### PROBLEM:
Return all lines with the word "Juni" in them.

### SUPPLIED DATA:
-- -- --
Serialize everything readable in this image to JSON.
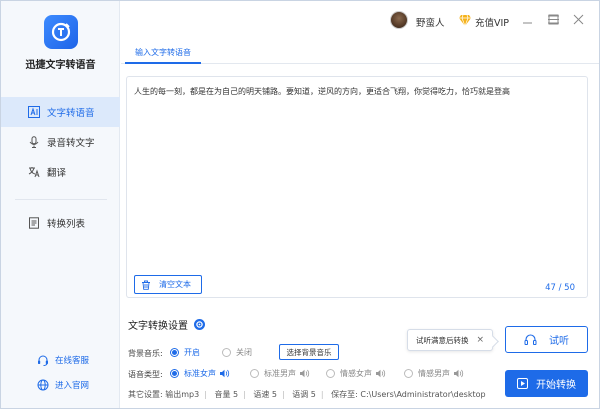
{
  "app": {
    "name": "迅捷文字转语音"
  },
  "sidebar": {
    "items": [
      {
        "label": "文字转语音",
        "icon": "text-to-speech-icon",
        "active": true
      },
      {
        "label": "录音转文字",
        "icon": "microphone-icon",
        "active": false
      },
      {
        "label": "翻译",
        "icon": "translate-icon",
        "active": false
      },
      {
        "label": "转换列表",
        "icon": "list-icon",
        "active": false
      }
    ],
    "footer": [
      {
        "label": "在线客服",
        "icon": "headset-icon"
      },
      {
        "label": "进入官网",
        "icon": "globe-icon"
      }
    ]
  },
  "header": {
    "username": "野蛮人",
    "vip_label": "充值VIP"
  },
  "tabs": [
    {
      "label": "输入文字转语音",
      "active": true
    }
  ],
  "editor": {
    "text": "人生的每一刻，都是在为自己的明天铺路。要知道，逆风的方向，更适合飞翔，你觉得吃力，恰巧就是登高",
    "clear_label": "清空文本",
    "char_count": "47 / 50"
  },
  "settings": {
    "title": "文字转换设置",
    "bgm": {
      "label": "背景音乐:",
      "on_label": "开启",
      "off_label": "关闭",
      "selected": "开启",
      "choose_button": "选择背景音乐"
    },
    "voice": {
      "label": "语音类型:",
      "options": [
        "标准女声",
        "标准男声",
        "情感女声",
        "情感男声"
      ],
      "selected": "标准女声"
    },
    "other": {
      "label": "其它设置:",
      "format": "输出mp3",
      "volume": "音量 5",
      "speed": "语速 5",
      "pitch": "语调 5",
      "save_to": "保存至: C:\\Users\\Administrator\\desktop"
    }
  },
  "actions": {
    "tooltip": "试听满意后转换",
    "tooltip_close": "×",
    "try_label": "试听",
    "start_label": "开始转换"
  },
  "colors": {
    "accent": "#1e6be8",
    "sidebar_bg": "#f5f8fc",
    "active_bg": "#dce9fb"
  }
}
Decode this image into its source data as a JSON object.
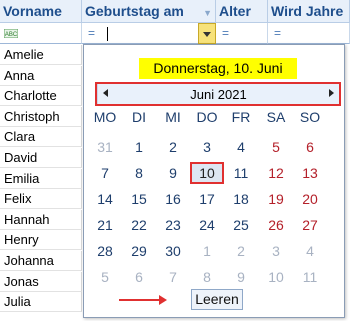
{
  "grid": {
    "columns": [
      {
        "key": "vorname",
        "label": "Vorname"
      },
      {
        "key": "geburtstag",
        "label": "Geburtstag am"
      },
      {
        "key": "alter",
        "label": "Alter"
      },
      {
        "key": "wird_jahre",
        "label": "Wird Jahre"
      }
    ],
    "filter": {
      "eq": "="
    },
    "rows": [
      "Amelie",
      "Anna",
      "Charlotte",
      "Christoph",
      "Clara",
      "David",
      "Emilia",
      "Felix",
      "Hannah",
      "Henry",
      "Johanna",
      "Jonas",
      "Julia"
    ]
  },
  "calendar": {
    "today_label": "Donnerstag, 10. Juni 2021",
    "month_label": "Juni 2021",
    "weekdays": [
      "MO",
      "DI",
      "MI",
      "DO",
      "FR",
      "SA",
      "SO"
    ],
    "weeks": [
      [
        "31",
        "1",
        "2",
        "3",
        "4",
        "5",
        "6"
      ],
      [
        "7",
        "8",
        "9",
        "10",
        "11",
        "12",
        "13"
      ],
      [
        "14",
        "15",
        "16",
        "17",
        "18",
        "19",
        "20"
      ],
      [
        "21",
        "22",
        "23",
        "24",
        "25",
        "26",
        "27"
      ],
      [
        "28",
        "29",
        "30",
        "1",
        "2",
        "3",
        "4"
      ],
      [
        "5",
        "6",
        "7",
        "8",
        "9",
        "10",
        "11"
      ]
    ],
    "selected_day": "10",
    "clear_label": "Leeren"
  },
  "colors": {
    "today_bg": "#ffff00",
    "highlight": "#e03030",
    "weekend": "#b4202a",
    "header_text": "#1e4e8c"
  },
  "icons": {
    "filter_type": "abc-icon",
    "dropdown": "chevron-down-icon",
    "filter": "funnel-icon"
  }
}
-- -- --
### ANSWER TO THIS EXERCISE:
    "today_label": "Donnerstag, 10. Juni 2021",
    "month_label": "Juni 2021",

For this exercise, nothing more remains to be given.